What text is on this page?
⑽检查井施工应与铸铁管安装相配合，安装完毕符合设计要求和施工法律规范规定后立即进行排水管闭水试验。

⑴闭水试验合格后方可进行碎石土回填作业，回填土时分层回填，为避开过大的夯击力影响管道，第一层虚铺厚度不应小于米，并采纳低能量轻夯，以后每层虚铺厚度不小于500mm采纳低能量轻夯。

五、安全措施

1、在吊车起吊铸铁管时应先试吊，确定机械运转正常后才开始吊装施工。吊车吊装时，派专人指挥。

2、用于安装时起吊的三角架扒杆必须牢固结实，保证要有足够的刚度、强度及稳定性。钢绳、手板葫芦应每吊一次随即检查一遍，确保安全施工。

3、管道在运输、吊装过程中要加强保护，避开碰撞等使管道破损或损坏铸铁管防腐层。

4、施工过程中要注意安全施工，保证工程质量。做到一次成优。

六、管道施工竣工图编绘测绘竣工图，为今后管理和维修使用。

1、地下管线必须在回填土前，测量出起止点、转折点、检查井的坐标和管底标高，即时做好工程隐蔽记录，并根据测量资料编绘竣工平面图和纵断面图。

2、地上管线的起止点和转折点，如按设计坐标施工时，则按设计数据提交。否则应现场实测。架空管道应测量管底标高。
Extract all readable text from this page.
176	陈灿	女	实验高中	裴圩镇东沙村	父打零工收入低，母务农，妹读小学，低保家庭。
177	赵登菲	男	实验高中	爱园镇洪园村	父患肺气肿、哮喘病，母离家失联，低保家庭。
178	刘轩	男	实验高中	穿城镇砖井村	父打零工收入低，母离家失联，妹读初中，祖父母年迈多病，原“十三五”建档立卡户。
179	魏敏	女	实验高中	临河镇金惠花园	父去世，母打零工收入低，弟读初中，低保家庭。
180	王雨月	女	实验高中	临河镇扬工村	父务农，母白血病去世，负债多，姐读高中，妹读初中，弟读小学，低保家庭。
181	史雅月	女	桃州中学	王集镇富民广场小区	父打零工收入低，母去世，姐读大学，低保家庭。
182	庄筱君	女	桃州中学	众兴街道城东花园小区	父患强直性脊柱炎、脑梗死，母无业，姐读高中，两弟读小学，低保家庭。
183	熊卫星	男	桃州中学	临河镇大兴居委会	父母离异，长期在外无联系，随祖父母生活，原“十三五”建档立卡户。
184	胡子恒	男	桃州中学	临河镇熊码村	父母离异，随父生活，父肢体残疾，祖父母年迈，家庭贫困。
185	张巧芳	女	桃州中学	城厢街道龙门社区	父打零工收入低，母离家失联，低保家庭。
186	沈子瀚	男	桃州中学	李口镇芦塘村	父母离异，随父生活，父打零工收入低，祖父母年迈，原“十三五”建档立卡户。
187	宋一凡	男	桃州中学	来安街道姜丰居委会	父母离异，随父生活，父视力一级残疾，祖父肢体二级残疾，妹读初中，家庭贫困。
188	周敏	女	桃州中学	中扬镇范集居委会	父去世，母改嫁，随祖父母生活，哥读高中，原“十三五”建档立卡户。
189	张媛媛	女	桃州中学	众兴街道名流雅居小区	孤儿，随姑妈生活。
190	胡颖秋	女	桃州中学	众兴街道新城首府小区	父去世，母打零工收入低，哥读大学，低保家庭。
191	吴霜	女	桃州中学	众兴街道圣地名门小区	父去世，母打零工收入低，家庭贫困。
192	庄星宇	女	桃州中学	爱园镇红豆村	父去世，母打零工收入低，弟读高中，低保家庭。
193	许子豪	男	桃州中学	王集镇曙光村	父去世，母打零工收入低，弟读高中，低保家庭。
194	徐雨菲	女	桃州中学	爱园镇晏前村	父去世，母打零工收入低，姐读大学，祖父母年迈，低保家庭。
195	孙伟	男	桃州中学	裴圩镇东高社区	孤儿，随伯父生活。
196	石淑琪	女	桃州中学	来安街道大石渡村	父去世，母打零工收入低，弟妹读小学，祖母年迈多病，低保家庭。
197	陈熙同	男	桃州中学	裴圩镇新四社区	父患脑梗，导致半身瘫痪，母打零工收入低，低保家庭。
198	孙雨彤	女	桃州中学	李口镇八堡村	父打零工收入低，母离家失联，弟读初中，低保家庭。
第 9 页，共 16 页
+--
= The task =
Filter the entries down to the lines with the word "page" in them.

= Result for this task =
What text is on this page?
Extract all readable text from this page.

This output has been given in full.